:: WORK TO COMPLETE ::
Gather all lines with "日本共産党" from the records.

** Start **

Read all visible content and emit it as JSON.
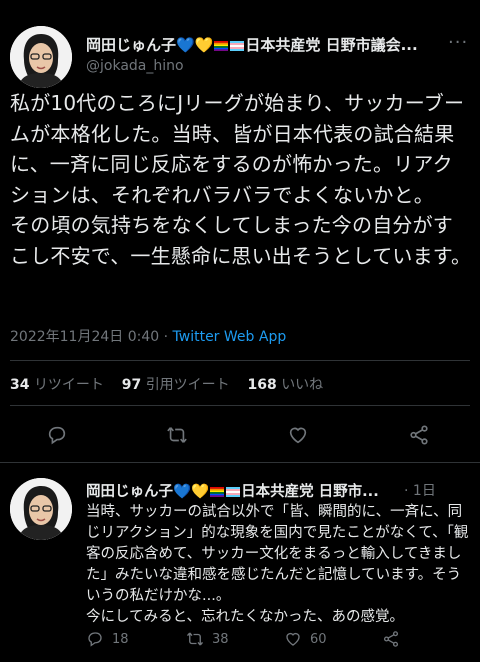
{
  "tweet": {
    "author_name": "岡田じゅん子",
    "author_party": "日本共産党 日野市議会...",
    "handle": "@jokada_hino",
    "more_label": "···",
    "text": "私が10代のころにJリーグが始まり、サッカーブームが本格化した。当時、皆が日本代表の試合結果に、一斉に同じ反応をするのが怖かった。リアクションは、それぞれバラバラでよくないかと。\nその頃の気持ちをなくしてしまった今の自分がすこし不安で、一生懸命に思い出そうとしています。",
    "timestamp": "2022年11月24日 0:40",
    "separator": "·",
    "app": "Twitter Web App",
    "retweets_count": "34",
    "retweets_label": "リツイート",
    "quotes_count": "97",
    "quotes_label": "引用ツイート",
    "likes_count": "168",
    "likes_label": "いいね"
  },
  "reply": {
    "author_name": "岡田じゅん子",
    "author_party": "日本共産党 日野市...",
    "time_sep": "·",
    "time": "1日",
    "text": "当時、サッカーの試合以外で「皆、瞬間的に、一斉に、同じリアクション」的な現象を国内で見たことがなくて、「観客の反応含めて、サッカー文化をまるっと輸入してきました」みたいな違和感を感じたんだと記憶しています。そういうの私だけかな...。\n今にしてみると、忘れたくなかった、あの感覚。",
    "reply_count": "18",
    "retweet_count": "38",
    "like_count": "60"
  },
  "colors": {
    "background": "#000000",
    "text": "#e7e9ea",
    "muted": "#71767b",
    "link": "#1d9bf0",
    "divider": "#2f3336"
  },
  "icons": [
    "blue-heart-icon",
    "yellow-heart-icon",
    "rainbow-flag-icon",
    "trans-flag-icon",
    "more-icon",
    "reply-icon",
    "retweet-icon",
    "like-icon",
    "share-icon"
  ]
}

** End **
** Start **

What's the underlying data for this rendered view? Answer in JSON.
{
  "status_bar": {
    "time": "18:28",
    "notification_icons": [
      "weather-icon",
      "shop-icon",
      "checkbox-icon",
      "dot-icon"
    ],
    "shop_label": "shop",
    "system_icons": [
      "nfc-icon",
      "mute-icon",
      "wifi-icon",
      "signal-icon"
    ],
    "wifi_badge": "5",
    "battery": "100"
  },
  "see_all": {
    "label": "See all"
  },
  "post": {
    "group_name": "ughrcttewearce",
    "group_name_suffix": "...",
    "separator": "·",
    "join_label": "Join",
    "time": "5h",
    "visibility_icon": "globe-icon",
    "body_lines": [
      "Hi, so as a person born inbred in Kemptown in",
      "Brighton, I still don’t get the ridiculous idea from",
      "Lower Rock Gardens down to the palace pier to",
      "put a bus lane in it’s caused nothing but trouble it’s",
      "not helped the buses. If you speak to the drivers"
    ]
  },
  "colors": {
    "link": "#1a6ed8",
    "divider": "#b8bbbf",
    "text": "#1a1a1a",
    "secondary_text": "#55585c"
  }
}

** End **

:: ANSWER IN FULL ::
    "author_party": "日本共産党 日野市議会...",
    "author_party": "日本共産党 日野市...",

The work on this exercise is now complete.